Rewrite the entries below, replacing every occurrence of "legend-swatch" with "legend-marker" and leaving everything else unchanged.
____
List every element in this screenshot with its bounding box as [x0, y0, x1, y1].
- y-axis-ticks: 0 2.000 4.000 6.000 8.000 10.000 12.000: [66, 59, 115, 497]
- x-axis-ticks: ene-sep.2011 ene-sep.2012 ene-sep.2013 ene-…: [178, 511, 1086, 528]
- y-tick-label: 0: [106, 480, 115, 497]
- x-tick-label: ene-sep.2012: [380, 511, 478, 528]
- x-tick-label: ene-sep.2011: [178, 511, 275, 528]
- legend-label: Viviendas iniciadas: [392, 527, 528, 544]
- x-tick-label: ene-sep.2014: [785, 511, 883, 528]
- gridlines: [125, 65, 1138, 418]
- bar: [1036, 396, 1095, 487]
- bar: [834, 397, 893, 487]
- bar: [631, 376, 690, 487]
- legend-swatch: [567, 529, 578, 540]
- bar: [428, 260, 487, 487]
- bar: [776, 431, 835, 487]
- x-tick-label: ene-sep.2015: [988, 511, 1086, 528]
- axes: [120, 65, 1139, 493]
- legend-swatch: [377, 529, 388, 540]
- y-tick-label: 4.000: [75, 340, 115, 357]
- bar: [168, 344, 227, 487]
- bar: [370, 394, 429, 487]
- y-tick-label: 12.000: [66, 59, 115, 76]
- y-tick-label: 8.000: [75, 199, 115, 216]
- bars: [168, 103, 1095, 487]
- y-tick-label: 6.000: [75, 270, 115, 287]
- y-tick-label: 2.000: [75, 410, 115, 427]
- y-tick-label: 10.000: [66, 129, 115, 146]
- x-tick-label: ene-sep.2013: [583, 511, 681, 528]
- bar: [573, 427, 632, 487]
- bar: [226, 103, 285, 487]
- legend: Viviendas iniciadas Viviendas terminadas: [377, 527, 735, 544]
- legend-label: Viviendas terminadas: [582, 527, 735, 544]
____
### THE COMPLETED TASK
List every element in this screenshot with its bounding box as [x0, y0, x1, y1].
- y-axis-ticks: 0 2.000 4.000 6.000 8.000 10.000 12.000: [66, 59, 115, 497]
- x-axis-ticks: ene-sep.2011 ene-sep.2012 ene-sep.2013 ene-…: [178, 511, 1086, 528]
- y-tick-label: 0: [106, 480, 115, 497]
- x-tick-label: ene-sep.2012: [380, 511, 478, 528]
- x-tick-label: ene-sep.2011: [178, 511, 275, 528]
- legend-label: Viviendas iniciadas: [392, 527, 528, 544]
- x-tick-label: ene-sep.2014: [785, 511, 883, 528]
- gridlines: [125, 65, 1138, 418]
- bar: [1036, 396, 1095, 487]
- bar: [834, 397, 893, 487]
- bar: [631, 376, 690, 487]
- legend-marker: [567, 529, 578, 540]
- bar: [428, 260, 487, 487]
- bar: [776, 431, 835, 487]
- x-tick-label: ene-sep.2015: [988, 511, 1086, 528]
- axes: [120, 65, 1139, 493]
- legend-marker: [377, 529, 388, 540]
- y-tick-label: 4.000: [75, 340, 115, 357]
- bar: [168, 344, 227, 487]
- bar: [370, 394, 429, 487]
- y-tick-label: 12.000: [66, 59, 115, 76]
- y-tick-label: 8.000: [75, 199, 115, 216]
- bars: [168, 103, 1095, 487]
- y-tick-label: 6.000: [75, 270, 115, 287]
- y-tick-label: 2.000: [75, 410, 115, 427]
- y-tick-label: 10.000: [66, 129, 115, 146]
- x-tick-label: ene-sep.2013: [583, 511, 681, 528]
- bar: [573, 427, 632, 487]
- bar: [226, 103, 285, 487]
- legend: Viviendas iniciadas Viviendas terminadas: [377, 527, 735, 544]
- legend-label: Viviendas terminadas: [582, 527, 735, 544]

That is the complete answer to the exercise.